Problem statement: Output the full material exactly as it appears here.

Collected data entries:

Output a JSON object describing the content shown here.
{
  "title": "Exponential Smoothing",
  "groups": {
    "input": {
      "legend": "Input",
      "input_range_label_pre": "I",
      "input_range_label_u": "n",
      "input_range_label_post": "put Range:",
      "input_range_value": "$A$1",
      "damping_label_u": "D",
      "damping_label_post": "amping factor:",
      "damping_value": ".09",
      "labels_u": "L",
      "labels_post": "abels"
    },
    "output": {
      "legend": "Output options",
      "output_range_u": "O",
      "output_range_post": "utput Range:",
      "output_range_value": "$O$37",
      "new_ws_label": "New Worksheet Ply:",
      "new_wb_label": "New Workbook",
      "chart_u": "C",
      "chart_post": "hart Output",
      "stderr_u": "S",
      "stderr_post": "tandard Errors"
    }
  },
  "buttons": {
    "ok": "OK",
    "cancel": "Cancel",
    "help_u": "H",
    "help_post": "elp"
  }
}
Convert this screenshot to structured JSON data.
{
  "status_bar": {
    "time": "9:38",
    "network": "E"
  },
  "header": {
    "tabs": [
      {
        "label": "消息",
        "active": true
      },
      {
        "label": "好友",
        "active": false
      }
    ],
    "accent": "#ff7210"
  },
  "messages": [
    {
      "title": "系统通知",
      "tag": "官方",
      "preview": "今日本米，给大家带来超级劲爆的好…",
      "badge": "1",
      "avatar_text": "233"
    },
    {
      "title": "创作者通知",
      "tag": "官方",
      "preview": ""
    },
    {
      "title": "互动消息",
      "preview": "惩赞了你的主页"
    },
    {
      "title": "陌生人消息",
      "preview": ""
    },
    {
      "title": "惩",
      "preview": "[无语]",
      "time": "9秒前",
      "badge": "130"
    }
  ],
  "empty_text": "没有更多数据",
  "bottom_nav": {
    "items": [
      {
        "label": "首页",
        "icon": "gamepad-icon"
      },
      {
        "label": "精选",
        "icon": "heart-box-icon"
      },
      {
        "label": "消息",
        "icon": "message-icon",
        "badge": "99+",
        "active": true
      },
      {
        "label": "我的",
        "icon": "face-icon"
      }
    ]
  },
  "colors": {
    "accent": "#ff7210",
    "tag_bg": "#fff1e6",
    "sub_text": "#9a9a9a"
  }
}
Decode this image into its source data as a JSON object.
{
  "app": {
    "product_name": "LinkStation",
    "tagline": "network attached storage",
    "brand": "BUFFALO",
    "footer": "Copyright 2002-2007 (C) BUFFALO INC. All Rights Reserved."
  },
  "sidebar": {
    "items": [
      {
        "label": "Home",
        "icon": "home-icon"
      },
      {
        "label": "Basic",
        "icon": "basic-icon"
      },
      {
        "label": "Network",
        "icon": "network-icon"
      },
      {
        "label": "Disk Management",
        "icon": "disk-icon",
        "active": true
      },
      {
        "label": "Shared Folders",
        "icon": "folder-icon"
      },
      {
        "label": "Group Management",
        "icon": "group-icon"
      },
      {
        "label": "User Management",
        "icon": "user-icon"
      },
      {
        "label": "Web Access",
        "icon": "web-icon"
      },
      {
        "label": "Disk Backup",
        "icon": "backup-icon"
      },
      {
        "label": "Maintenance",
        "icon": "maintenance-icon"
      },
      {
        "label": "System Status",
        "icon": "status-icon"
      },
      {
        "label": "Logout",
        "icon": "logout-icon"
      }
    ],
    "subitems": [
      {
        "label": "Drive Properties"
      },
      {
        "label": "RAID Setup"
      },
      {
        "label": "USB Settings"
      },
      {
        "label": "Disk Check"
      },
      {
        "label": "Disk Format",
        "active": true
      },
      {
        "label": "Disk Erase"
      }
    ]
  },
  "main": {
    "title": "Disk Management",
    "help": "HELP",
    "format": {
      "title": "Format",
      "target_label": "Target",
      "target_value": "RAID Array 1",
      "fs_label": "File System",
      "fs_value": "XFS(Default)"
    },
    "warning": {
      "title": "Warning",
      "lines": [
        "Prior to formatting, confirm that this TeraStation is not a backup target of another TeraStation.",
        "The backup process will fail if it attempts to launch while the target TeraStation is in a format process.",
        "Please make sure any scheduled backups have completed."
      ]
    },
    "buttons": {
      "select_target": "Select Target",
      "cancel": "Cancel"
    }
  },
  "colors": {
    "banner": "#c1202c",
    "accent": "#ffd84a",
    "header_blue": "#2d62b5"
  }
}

The output:
Output a JSON object describing the content shown here.
{
  "title": "Exponential Smoothing",
  "groups": {
    "input": {
      "legend": "Input",
      "input_range_label_pre": "I",
      "input_range_label_u": "n",
      "input_range_label_post": "put Range:",
      "input_range_value": "$A$1",
      "damping_label_u": "D",
      "damping_label_post": "amping factor:",
      "damping_value": ".09",
      "labels_u": "L",
      "labels_post": "abels"
    },
    "output": {
      "legend": "Output options",
      "output_range_u": "O",
      "output_range_post": "utput Range:",
      "output_range_value": "$O$37",
      "new_ws_label": "New Worksheet Ply:",
      "new_wb_label": "New Workbook",
      "chart_u": "C",
      "chart_post": "hart Output",
      "stderr_u": "S",
      "stderr_post": "tandard Errors"
    }
  },
  "buttons": {
    "ok": "OK",
    "cancel": "Cancel",
    "help_u": "H",
    "help_post": "elp"
  }
}
Convert this screenshot to structured JSON data.
{
  "status_bar": {
    "time": "9:38",
    "network": "E"
  },
  "header": {
    "tabs": [
      {
        "label": "消息",
        "active": true
      },
      {
        "label": "好友",
        "active": false
      }
    ],
    "accent": "#ff7210"
  },
  "messages": [
    {
      "title": "系统通知",
      "tag": "官方",
      "preview": "今日本米，给大家带来超级劲爆的好…",
      "badge": "1",
      "avatar_text": "233"
    },
    {
      "title": "创作者通知",
      "tag": "官方",
      "preview": ""
    },
    {
      "title": "互动消息",
      "preview": "惩赞了你的主页"
    },
    {
      "title": "陌生人消息",
      "preview": ""
    },
    {
      "title": "惩",
      "preview": "[无语]",
      "time": "9秒前",
      "badge": "130"
    }
  ],
  "empty_text": "没有更多数据",
  "bottom_nav": {
    "items": [
      {
        "label": "首页",
        "icon": "gamepad-icon"
      },
      {
        "label": "精选",
        "icon": "heart-box-icon"
      },
      {
        "label": "消息",
        "icon": "message-icon",
        "badge": "99+",
        "active": true
      },
      {
        "label": "我的",
        "icon": "face-icon"
      }
    ]
  },
  "colors": {
    "accent": "#ff7210",
    "tag_bg": "#fff1e6",
    "sub_text": "#9a9a9a"
  }
}
Decode this image into its source data as a JSON object.
{
  "app": {
    "product_name": "LinkStation",
    "tagline": "network attached storage",
    "brand": "BUFFALO",
    "footer": "Copyright 2002-2007 (C) BUFFALO INC. All Rights Reserved."
  },
  "sidebar": {
    "items": [
      {
        "label": "Home",
        "icon": "home-icon"
      },
      {
        "label": "Basic",
        "icon": "basic-icon"
      },
      {
        "label": "Network",
        "icon": "network-icon"
      },
      {
        "label": "Disk Management",
        "icon": "disk-icon",
        "active": true
      },
      {
        "label": "Shared Folders",
        "icon": "folder-icon"
      },
      {
        "label": "Group Management",
        "icon": "group-icon"
      },
      {
        "label": "User Management",
        "icon": "user-icon"
      },
      {
        "label": "Web Access",
        "icon": "web-icon"
      },
      {
        "label": "Disk Backup",
        "icon": "backup-icon"
      },
      {
        "label": "Maintenance",
        "icon": "maintenance-icon"
      },
      {
        "label": "System Status",
        "icon": "status-icon"
      },
      {
        "label": "Logout",
        "icon": "logout-icon"
      }
    ],
    "subitems": [
      {
        "label": "Drive Properties"
      },
      {
        "label": "RAID Setup"
      },
      {
        "label": "USB Settings"
      },
      {
        "label": "Disk Check"
      },
      {
        "label": "Disk Format",
        "active": true
      },
      {
        "label": "Disk Erase"
      }
    ]
  },
  "main": {
    "title": "Disk Management",
    "help": "HELP",
    "format": {
      "title": "Format",
      "target_label": "Target",
      "target_value": "RAID Array 1",
      "fs_label": "File System",
      "fs_value": "XFS(Default)"
    },
    "warning": {
      "title": "Warning",
      "lines": [
        "Prior to formatting, confirm that this TeraStation is not a backup target of another TeraStation.",
        "The backup process will fail if it attempts to launch while the target TeraStation is in a format process.",
        "Please make sure any scheduled backups have completed."
      ]
    },
    "buttons": {
      "select_target": "Select Target",
      "cancel": "Cancel"
    }
  },
  "colors": {
    "banner": "#c1202c",
    "accent": "#ffd84a",
    "header_blue": "#2d62b5"
  }
}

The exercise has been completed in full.